Exercise objective:
Say how many lines of these entries include the word "Echo", and answer with the number alone.

Data section:
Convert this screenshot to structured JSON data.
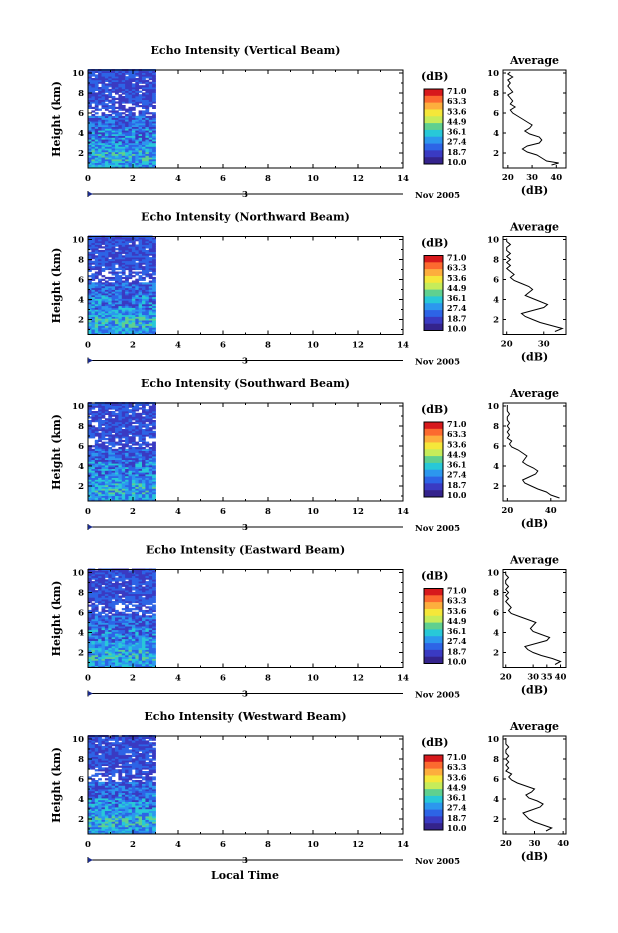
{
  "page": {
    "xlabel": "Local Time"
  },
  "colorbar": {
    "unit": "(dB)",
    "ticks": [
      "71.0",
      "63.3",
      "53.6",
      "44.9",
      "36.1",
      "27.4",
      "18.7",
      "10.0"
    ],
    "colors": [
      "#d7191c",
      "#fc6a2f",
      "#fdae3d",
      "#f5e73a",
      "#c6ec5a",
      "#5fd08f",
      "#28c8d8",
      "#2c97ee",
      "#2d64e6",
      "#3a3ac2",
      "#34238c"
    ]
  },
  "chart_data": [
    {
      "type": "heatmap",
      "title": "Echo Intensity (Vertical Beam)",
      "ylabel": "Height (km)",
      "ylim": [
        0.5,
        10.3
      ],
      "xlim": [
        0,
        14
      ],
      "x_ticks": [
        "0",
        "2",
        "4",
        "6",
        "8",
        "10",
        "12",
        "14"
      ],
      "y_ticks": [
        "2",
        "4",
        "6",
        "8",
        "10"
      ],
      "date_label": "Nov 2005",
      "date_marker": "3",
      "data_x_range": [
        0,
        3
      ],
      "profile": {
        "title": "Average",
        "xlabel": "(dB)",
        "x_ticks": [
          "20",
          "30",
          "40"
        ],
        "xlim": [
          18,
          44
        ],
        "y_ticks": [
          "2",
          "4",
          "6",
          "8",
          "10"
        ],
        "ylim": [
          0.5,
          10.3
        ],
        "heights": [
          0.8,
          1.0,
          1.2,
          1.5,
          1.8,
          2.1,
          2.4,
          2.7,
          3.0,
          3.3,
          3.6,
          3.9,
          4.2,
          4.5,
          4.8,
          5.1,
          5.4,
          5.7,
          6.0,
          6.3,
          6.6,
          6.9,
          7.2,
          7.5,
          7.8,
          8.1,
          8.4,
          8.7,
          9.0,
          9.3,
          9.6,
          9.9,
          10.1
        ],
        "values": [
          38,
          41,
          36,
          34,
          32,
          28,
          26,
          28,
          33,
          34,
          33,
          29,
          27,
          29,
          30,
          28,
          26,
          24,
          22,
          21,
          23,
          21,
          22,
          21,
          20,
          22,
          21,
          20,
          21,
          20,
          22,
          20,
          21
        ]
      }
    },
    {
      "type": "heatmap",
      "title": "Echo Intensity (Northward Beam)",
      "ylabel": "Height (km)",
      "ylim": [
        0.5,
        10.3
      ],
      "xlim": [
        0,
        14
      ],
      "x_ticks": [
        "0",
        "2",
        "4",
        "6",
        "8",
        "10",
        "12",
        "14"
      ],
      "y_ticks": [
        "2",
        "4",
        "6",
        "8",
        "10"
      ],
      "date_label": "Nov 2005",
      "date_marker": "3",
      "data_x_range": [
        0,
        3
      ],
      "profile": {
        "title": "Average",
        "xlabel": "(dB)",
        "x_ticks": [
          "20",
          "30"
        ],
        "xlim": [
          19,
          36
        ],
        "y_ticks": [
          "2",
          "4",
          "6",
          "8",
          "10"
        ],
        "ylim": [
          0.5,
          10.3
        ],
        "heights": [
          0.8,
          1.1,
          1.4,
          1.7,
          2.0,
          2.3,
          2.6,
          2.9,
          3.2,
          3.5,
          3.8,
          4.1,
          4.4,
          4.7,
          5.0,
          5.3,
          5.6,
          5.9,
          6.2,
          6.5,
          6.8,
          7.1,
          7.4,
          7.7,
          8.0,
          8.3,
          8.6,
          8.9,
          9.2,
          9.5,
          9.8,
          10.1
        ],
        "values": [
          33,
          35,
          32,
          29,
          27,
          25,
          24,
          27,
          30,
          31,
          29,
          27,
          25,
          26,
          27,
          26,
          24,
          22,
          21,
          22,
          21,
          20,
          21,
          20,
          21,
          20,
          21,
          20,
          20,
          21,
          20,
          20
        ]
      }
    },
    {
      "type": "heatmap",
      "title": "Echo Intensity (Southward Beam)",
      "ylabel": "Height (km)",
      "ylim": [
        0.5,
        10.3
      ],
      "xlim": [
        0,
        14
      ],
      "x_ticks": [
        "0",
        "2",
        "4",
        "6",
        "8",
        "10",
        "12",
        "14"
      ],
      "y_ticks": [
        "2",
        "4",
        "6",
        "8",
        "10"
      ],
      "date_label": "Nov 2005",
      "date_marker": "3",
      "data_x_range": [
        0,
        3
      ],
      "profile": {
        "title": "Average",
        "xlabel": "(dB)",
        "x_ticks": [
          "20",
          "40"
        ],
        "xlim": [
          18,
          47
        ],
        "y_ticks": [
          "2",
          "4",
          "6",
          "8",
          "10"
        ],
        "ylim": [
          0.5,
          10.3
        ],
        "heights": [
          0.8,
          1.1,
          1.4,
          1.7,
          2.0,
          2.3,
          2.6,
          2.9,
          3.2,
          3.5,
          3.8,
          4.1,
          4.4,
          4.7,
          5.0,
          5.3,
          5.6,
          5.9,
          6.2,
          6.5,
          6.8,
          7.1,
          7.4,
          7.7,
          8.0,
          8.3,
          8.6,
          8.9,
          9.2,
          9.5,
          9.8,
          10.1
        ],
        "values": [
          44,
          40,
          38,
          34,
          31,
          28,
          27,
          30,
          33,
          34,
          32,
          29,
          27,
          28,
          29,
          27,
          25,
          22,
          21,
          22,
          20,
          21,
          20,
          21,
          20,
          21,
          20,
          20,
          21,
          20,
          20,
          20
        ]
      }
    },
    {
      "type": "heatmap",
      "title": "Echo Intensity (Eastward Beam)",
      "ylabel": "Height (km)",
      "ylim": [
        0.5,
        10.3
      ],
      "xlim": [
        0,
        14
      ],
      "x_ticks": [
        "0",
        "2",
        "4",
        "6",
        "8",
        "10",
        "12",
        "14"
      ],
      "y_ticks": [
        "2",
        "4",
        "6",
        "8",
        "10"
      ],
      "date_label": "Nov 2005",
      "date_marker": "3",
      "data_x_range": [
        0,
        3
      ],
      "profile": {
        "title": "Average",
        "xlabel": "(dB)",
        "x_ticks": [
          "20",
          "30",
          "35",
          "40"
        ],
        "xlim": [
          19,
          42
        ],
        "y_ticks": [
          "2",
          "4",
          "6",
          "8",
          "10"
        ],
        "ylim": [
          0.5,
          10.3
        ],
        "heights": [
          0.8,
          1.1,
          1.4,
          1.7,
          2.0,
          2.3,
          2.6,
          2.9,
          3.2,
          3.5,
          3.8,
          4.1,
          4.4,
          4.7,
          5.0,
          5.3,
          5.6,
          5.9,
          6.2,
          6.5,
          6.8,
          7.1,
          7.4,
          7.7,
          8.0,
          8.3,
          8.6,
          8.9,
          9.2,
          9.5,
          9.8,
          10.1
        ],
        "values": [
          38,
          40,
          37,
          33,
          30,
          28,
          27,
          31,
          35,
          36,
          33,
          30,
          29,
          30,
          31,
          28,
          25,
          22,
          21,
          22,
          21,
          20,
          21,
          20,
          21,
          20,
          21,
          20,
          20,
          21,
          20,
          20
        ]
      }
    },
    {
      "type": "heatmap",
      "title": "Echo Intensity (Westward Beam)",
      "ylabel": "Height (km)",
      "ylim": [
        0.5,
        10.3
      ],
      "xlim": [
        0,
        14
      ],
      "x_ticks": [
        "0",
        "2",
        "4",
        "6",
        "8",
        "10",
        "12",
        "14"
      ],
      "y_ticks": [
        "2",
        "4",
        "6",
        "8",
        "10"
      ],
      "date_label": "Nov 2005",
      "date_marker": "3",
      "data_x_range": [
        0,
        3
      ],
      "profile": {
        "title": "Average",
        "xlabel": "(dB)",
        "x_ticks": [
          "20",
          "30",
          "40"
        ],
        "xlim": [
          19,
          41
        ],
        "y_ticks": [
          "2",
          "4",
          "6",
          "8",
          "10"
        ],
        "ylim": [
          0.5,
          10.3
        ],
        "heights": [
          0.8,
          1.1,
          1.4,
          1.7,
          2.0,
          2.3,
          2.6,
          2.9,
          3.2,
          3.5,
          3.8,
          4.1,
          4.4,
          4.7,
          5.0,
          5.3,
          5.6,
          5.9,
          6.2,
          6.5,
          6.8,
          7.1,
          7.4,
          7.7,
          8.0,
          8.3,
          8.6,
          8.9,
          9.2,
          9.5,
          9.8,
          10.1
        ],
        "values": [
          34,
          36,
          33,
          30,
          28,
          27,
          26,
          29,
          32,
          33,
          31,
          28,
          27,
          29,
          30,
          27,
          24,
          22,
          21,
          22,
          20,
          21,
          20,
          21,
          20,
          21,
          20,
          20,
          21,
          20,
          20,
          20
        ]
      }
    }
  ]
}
...
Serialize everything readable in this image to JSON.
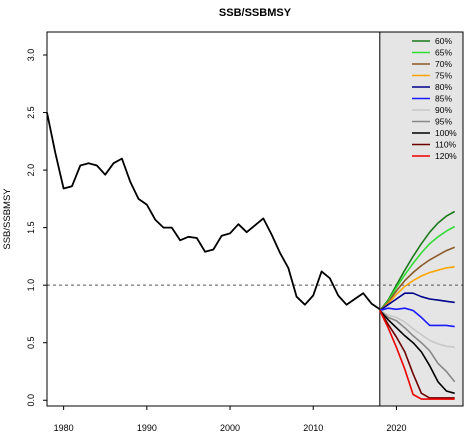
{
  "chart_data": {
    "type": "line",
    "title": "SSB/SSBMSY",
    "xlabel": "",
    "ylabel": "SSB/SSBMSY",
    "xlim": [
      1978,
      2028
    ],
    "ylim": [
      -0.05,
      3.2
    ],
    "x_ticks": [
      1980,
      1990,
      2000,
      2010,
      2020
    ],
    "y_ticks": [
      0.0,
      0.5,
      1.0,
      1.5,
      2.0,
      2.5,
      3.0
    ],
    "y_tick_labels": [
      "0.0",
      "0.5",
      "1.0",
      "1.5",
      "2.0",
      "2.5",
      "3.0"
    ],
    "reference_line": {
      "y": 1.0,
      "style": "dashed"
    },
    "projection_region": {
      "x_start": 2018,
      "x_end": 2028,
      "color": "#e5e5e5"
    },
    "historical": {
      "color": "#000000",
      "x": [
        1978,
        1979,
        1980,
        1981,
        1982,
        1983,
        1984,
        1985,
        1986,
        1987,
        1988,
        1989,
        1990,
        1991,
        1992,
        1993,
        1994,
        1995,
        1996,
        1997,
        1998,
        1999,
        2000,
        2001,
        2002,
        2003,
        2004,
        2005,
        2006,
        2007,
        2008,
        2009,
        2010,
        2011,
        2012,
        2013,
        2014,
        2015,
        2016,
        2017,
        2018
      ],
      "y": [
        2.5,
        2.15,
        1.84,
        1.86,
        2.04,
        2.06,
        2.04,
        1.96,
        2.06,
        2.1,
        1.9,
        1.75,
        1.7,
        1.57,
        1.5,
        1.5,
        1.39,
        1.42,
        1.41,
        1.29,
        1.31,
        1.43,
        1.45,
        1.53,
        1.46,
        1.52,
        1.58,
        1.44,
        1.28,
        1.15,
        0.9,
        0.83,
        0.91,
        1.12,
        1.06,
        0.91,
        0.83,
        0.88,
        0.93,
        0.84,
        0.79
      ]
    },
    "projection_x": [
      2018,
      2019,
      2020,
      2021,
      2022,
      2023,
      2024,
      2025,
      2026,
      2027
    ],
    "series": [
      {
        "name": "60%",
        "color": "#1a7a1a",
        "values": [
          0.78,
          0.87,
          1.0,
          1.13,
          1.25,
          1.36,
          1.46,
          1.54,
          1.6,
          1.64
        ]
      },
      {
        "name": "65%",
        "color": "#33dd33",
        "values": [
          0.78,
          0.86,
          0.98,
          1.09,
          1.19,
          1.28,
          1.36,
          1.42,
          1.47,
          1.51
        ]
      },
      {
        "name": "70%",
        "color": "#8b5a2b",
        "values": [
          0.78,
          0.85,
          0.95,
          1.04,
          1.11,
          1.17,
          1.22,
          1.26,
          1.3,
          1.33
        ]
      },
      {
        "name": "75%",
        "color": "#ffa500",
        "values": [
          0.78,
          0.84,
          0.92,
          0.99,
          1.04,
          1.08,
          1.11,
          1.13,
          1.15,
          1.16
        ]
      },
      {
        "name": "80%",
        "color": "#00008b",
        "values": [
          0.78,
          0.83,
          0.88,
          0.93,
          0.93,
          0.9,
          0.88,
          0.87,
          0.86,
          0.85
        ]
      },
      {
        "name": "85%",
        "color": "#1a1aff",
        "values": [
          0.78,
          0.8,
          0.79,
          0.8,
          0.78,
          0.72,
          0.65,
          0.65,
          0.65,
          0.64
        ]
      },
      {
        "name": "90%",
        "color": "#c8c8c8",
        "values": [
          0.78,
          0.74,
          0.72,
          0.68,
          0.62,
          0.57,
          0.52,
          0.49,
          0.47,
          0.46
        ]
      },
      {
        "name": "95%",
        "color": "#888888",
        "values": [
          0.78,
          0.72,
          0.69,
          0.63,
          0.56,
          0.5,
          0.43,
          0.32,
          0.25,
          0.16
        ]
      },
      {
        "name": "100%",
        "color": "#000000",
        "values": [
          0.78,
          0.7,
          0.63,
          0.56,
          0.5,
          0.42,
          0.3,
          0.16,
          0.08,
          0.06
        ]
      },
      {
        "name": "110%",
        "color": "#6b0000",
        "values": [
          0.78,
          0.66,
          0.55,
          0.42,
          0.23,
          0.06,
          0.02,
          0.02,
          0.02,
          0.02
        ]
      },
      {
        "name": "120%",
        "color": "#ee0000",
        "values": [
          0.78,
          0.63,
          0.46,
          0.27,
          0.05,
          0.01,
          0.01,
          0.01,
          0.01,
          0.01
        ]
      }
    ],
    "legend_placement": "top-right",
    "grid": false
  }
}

Solution to this exercise:
5